EXERCISE PROMPT:
State how many lines of the entries hold the string "Button". Reply with the number alone.
------------------------------
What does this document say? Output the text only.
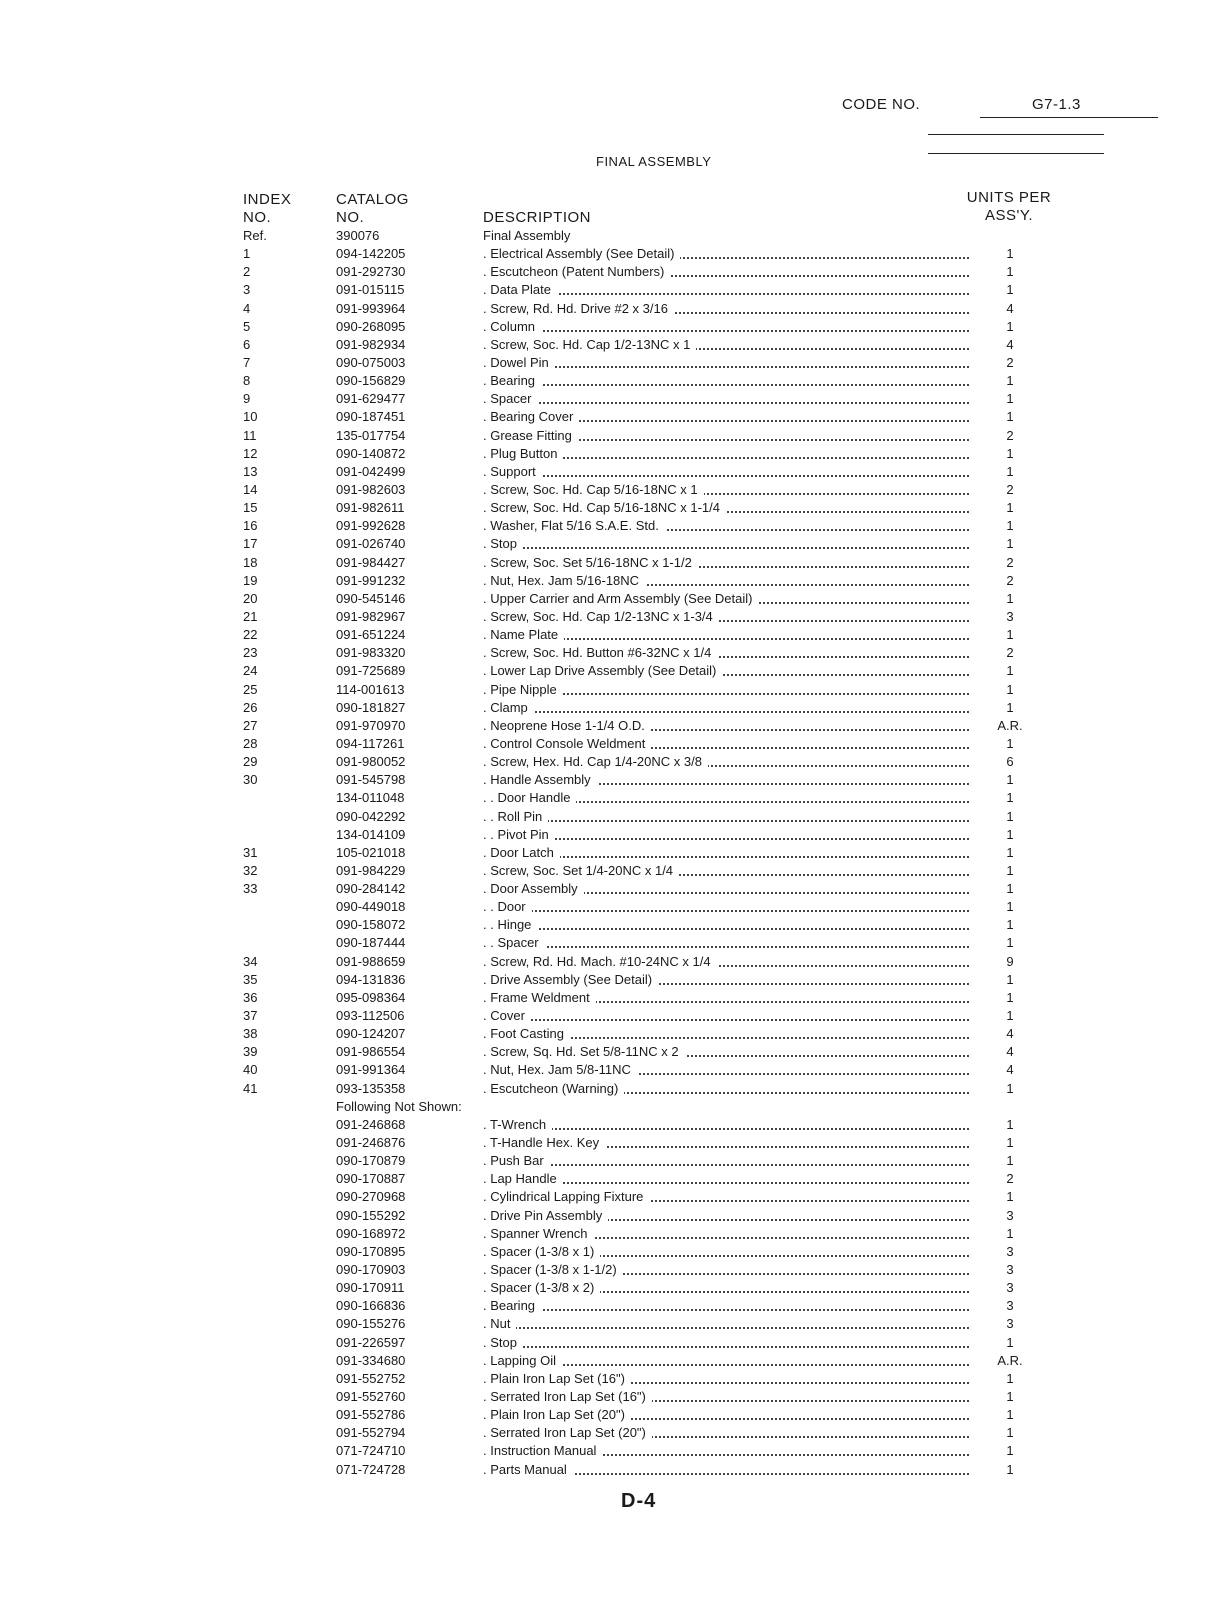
CODE NO.	G7-1.3
FINAL ASSEMBLY
INDEX
NO.
CATALOG
NO.	DESCRIPTION
UNITS PER
ASS'Y.
Ref.	390076	Final Assembly
1	094-142205	. Electrical Assembly (See Detail)	1
2	091-292730	. Escutcheon (Patent Numbers)	1
3	091-015115	. Data Plate	1
4	091-993964	. Screw, Rd. Hd. Drive #2 x 3/16	4
5	090-268095	. Column	1
6	091-982934	. Screw, Soc. Hd. Cap 1/2-13NC x 1	4
7	090-075003	. Dowel Pin	2
8	090-156829	. Bearing	1
9	091-629477	. Spacer	1
10	090-187451	. Bearing Cover	1
11	135-017754	. Grease Fitting	2
12	090-140872	. Plug Button	1
13	091-042499	. Support	1
14	091-982603	. Screw, Soc. Hd. Cap 5/16-18NC x 1	2
15	091-982611	. Screw, Soc. Hd. Cap 5/16-18NC x 1-1/4	1
16	091-992628	. Washer, Flat 5/16 S.A.E. Std.	1
17	091-026740	. Stop	1
18	091-984427	. Screw, Soc. Set 5/16-18NC x 1-1/2	2
19	091-991232	. Nut, Hex. Jam 5/16-18NC	2
20	090-545146	. Upper Carrier and Arm Assembly (See Detail)	1
21	091-982967	. Screw, Soc. Hd. Cap 1/2-13NC x 1-3/4	3
22	091-651224	. Name Plate	1
23	091-983320	. Screw, Soc. Hd. Button #6-32NC x 1/4	2
24	091-725689	. Lower Lap Drive Assembly (See Detail)	1
25	114-001613	. Pipe Nipple	1
26	090-181827	. Clamp	1
27	091-970970	. Neoprene Hose 1-1/4 O.D.	A.R.
28	094-117261	. Control Console Weldment	1
29	091-980052	. Screw, Hex. Hd. Cap 1/4-20NC x 3/8	6
30	091-545798	. Handle Assembly	1
134-011048	. . Door Handle	1
090-042292	. . Roll Pin	1
134-014109	. . Pivot Pin	1
31	105-021018	. Door Latch	1
32	091-984229	. Screw, Soc. Set 1/4-20NC x 1/4	1
33	090-284142	. Door Assembly	1
090-449018	. . Door	1
090-158072	. . Hinge	1
090-187444	. . Spacer	1
34	091-988659	. Screw, Rd. Hd. Mach. #10-24NC x 1/4	9
35	094-131836	. Drive Assembly (See Detail)	1
36	095-098364	. Frame Weldment	1
37	093-112506	. Cover	1
38	090-124207	. Foot Casting	4
39	091-986554	. Screw, Sq. Hd. Set 5/8-11NC x 2	4
40	091-991364	. Nut, Hex. Jam 5/8-11NC	4
41	093-135358	. Escutcheon (Warning)	1
Following Not Shown:
091-246868	. T-Wrench	1
091-246876	. T-Handle Hex. Key	1
090-170879	. Push Bar	1
090-170887	. Lap Handle	2
090-270968	. Cylindrical Lapping Fixture	1
090-155292	. Drive Pin Assembly	3
090-168972	. Spanner Wrench	1
090-170895	. Spacer (1-3/8 x 1)	3
090-170903	. Spacer (1-3/8 x 1-1/2)	3
090-170911	. Spacer (1-3/8 x 2)	3
090-166836	. Bearing	3
090-155276	. Nut	3
091-226597	. Stop	1
091-334680	. Lapping Oil	A.R.
091-552752	. Plain Iron Lap Set (16")	1
091-552760	. Serrated Iron Lap Set (16")	1
091-552786	. Plain Iron Lap Set (20")	1
091-552794	. Serrated Iron Lap Set (20")	1
071-724710	. Instruction Manual	1
071-724728	. Parts Manual	1
D-4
------------------------------
TASK SOLUTION:
2